DATA:

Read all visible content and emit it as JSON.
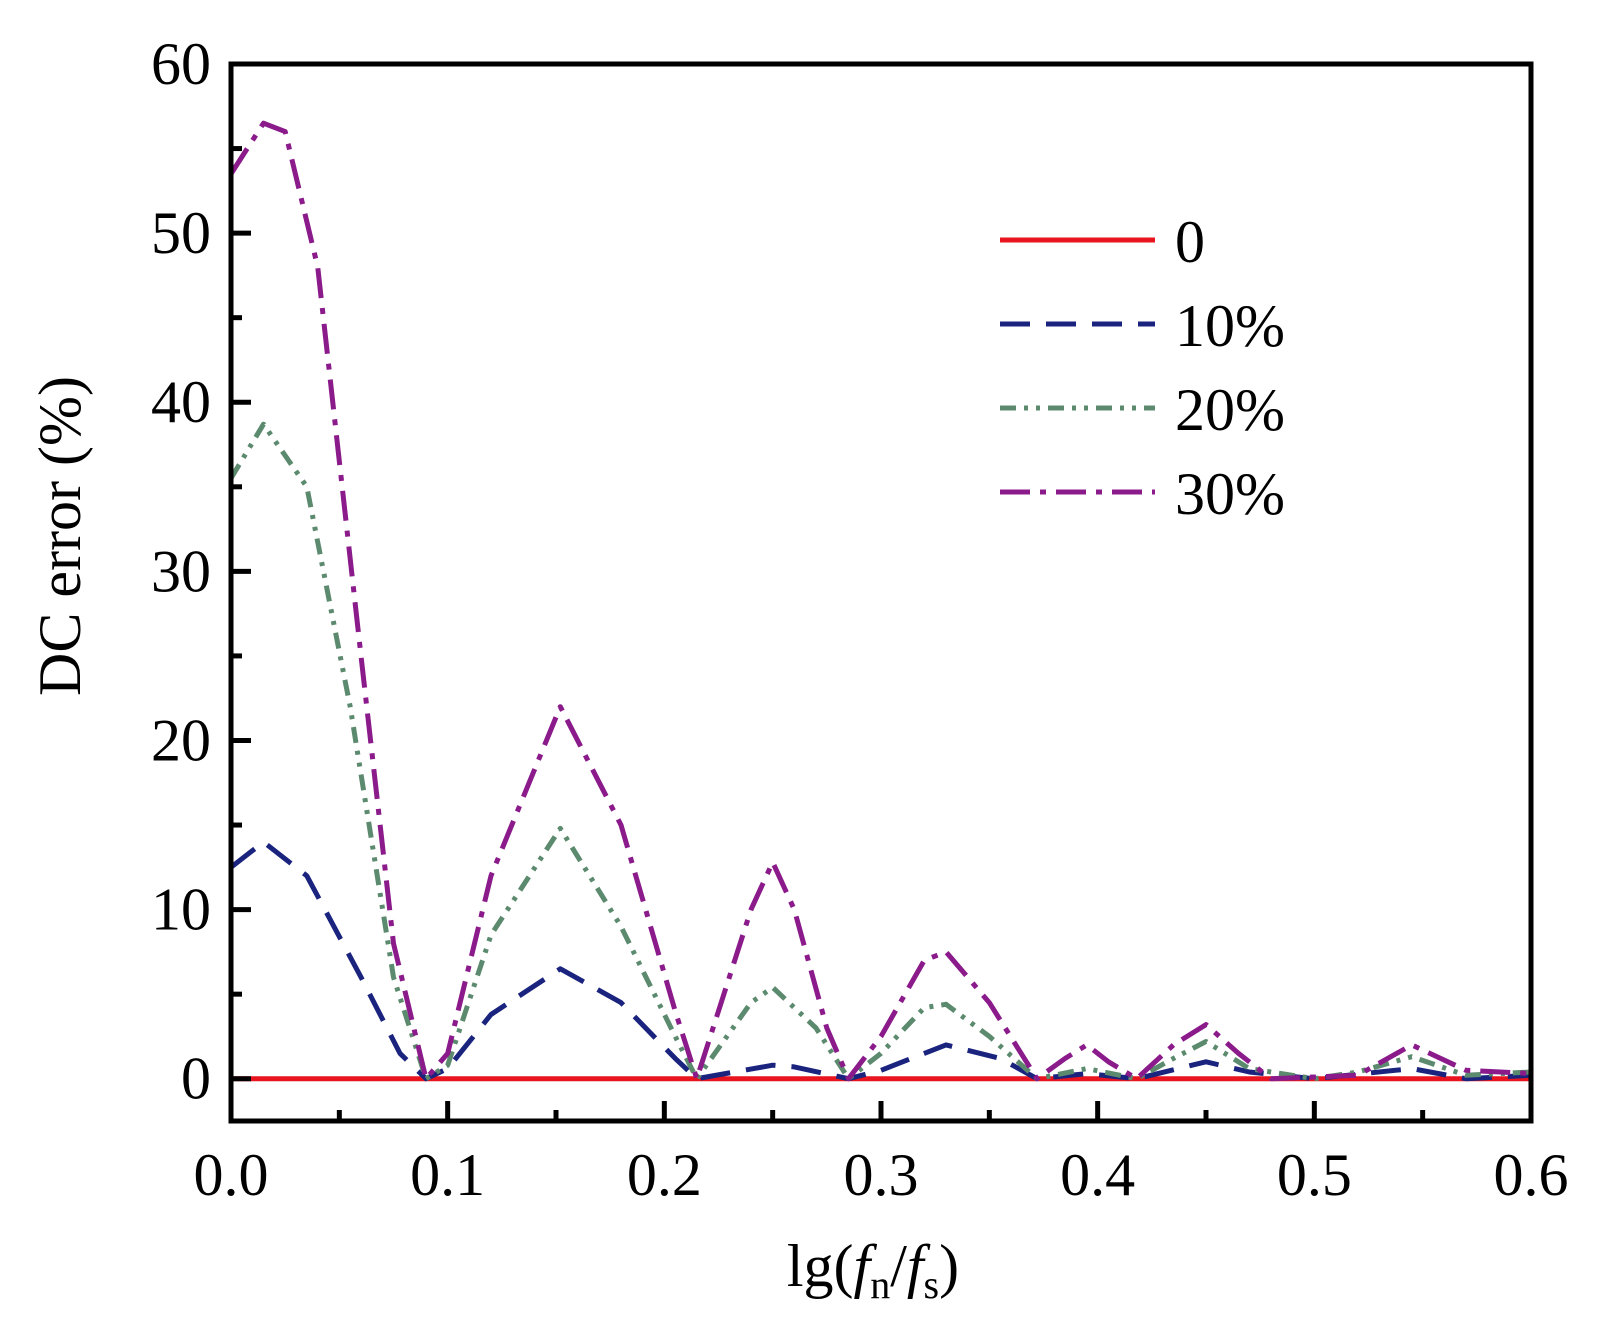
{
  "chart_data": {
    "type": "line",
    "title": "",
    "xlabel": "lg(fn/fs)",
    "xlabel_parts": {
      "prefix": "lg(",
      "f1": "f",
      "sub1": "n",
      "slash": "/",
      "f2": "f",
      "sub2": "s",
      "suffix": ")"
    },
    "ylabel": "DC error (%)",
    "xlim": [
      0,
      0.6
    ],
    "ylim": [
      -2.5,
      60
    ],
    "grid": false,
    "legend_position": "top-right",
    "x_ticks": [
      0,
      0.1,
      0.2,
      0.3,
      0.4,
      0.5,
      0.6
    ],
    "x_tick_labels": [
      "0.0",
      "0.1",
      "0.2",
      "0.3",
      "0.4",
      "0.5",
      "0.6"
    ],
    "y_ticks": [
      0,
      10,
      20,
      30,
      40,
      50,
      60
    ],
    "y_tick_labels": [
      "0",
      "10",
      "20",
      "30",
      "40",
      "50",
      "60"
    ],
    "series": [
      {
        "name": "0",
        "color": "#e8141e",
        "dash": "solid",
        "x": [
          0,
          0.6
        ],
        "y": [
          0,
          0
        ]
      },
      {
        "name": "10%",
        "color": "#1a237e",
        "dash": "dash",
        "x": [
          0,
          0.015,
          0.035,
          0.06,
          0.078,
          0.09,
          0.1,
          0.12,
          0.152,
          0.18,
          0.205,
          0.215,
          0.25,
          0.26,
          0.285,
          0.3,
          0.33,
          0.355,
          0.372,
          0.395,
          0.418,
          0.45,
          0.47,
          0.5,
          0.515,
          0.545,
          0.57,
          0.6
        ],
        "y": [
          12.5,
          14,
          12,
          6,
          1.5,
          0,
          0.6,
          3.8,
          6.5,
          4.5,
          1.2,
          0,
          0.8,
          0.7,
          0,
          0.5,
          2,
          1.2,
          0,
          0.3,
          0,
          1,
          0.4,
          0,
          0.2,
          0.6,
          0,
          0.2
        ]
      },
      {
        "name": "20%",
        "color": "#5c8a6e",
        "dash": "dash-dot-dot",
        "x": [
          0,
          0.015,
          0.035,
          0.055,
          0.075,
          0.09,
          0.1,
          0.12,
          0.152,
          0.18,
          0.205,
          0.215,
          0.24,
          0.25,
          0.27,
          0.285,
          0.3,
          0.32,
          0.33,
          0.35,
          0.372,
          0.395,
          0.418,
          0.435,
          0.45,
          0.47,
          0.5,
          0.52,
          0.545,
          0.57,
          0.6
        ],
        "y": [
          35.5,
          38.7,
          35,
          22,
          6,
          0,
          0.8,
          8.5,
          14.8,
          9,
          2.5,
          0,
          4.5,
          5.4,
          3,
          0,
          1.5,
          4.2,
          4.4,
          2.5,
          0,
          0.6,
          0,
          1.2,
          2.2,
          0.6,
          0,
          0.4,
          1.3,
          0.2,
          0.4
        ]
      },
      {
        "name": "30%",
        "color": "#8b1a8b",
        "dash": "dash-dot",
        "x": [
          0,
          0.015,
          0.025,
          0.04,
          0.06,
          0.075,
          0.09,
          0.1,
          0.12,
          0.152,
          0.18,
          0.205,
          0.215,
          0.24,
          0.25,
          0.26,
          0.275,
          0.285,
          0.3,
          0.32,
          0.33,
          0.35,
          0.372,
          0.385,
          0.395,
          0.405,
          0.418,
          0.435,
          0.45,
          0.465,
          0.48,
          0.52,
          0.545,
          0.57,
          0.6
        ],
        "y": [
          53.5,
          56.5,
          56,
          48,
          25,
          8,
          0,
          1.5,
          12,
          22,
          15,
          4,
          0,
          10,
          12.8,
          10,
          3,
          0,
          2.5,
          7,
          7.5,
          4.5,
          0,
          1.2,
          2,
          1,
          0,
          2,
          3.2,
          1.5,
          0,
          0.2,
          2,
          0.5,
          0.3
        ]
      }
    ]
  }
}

* * *

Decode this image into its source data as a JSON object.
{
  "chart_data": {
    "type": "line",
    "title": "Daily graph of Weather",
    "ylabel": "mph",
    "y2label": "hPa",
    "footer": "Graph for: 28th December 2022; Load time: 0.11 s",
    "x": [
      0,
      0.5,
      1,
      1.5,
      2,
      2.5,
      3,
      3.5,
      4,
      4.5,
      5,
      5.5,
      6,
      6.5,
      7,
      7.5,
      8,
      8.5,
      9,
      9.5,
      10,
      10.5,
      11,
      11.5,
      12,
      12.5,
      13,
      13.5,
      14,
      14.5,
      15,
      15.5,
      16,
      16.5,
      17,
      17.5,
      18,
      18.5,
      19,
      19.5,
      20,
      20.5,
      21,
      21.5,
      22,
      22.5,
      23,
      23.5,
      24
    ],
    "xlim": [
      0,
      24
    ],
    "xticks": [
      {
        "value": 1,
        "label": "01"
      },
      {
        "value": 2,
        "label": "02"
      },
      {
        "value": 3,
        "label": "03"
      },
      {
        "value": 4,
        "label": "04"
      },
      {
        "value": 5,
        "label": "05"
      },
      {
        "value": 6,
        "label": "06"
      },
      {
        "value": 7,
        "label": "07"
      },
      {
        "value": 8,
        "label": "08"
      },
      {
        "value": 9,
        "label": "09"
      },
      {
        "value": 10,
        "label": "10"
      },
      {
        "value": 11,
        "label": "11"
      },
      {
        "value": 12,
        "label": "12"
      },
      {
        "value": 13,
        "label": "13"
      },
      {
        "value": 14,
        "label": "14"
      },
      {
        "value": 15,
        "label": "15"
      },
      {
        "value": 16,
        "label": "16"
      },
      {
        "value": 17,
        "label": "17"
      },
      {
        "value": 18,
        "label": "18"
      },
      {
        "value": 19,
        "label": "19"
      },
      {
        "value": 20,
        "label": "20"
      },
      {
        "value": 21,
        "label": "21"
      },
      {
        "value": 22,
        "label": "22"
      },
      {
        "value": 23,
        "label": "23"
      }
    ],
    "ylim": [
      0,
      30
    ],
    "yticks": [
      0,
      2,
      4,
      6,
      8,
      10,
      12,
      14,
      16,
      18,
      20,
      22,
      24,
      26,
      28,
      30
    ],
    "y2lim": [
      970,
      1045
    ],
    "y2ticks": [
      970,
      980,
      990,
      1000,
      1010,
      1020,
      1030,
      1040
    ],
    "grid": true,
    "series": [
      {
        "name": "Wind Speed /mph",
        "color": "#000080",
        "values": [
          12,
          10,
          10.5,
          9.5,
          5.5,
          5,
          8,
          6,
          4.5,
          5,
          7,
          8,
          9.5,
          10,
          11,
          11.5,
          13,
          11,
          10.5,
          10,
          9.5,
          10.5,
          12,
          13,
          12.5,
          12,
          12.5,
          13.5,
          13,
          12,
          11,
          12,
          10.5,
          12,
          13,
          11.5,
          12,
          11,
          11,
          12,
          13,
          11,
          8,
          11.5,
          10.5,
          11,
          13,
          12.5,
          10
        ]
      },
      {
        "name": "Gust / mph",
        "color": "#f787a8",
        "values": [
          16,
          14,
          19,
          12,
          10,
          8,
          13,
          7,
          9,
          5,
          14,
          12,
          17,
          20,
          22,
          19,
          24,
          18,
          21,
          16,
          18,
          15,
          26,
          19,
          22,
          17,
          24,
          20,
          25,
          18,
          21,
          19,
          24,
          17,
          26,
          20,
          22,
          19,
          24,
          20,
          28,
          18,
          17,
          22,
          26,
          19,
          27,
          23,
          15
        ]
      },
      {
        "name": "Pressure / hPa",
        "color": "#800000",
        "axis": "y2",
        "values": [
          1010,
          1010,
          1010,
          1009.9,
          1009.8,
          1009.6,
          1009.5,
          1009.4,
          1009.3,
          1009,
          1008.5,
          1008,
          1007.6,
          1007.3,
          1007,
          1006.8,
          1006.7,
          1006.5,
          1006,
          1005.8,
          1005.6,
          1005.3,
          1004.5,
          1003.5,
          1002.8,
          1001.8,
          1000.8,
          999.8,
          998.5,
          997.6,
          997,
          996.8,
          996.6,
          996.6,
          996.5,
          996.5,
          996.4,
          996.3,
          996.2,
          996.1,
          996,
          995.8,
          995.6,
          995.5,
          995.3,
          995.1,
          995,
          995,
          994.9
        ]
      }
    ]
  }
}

---

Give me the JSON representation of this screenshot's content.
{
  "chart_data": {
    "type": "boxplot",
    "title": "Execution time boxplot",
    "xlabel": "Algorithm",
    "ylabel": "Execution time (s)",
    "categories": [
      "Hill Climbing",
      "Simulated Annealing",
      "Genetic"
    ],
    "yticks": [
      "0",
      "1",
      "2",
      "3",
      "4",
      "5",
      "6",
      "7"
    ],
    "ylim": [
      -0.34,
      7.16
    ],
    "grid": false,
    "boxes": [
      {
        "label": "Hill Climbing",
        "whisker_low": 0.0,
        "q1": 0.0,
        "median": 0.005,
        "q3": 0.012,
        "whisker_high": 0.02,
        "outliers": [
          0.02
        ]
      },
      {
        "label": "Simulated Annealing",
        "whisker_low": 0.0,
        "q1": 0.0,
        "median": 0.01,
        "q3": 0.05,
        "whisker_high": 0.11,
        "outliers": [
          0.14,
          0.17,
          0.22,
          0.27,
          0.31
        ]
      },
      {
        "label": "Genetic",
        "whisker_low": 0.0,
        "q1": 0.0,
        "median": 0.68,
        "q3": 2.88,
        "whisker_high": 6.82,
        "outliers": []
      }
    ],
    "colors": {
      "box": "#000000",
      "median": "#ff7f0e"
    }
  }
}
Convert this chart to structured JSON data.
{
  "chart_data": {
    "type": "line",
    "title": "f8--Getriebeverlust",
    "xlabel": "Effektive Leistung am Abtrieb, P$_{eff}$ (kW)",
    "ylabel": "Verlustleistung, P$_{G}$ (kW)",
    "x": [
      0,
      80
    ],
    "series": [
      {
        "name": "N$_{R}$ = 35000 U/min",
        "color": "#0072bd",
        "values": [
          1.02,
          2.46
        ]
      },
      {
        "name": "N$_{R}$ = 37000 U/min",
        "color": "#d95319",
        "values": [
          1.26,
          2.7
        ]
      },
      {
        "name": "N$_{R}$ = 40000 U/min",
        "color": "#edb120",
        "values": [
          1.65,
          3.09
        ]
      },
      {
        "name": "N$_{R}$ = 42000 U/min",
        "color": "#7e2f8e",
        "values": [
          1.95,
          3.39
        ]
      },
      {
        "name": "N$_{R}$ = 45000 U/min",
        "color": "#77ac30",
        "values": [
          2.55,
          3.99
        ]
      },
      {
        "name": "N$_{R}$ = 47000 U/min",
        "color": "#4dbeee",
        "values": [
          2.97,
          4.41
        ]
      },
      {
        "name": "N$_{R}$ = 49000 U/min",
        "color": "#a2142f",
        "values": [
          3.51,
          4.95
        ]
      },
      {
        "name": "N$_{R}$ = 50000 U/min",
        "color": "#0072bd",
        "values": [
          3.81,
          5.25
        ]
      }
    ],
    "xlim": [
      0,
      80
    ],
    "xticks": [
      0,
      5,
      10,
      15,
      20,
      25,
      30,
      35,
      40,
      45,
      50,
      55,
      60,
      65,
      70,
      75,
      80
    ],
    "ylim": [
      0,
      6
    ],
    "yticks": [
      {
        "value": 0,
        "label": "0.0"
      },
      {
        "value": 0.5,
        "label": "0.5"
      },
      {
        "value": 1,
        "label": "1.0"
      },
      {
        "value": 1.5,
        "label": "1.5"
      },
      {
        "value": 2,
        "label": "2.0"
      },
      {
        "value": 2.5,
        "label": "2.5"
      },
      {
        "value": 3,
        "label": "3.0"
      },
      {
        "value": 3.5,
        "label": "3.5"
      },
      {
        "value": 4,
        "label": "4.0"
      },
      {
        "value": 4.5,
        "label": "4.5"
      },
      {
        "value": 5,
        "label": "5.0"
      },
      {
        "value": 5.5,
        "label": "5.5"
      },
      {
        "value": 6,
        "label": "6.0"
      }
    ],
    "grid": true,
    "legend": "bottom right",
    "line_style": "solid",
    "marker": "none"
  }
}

SET TASK:
What is the number of lines containing "median"? Give that number only.

RESPONSE TO THE TASK:
4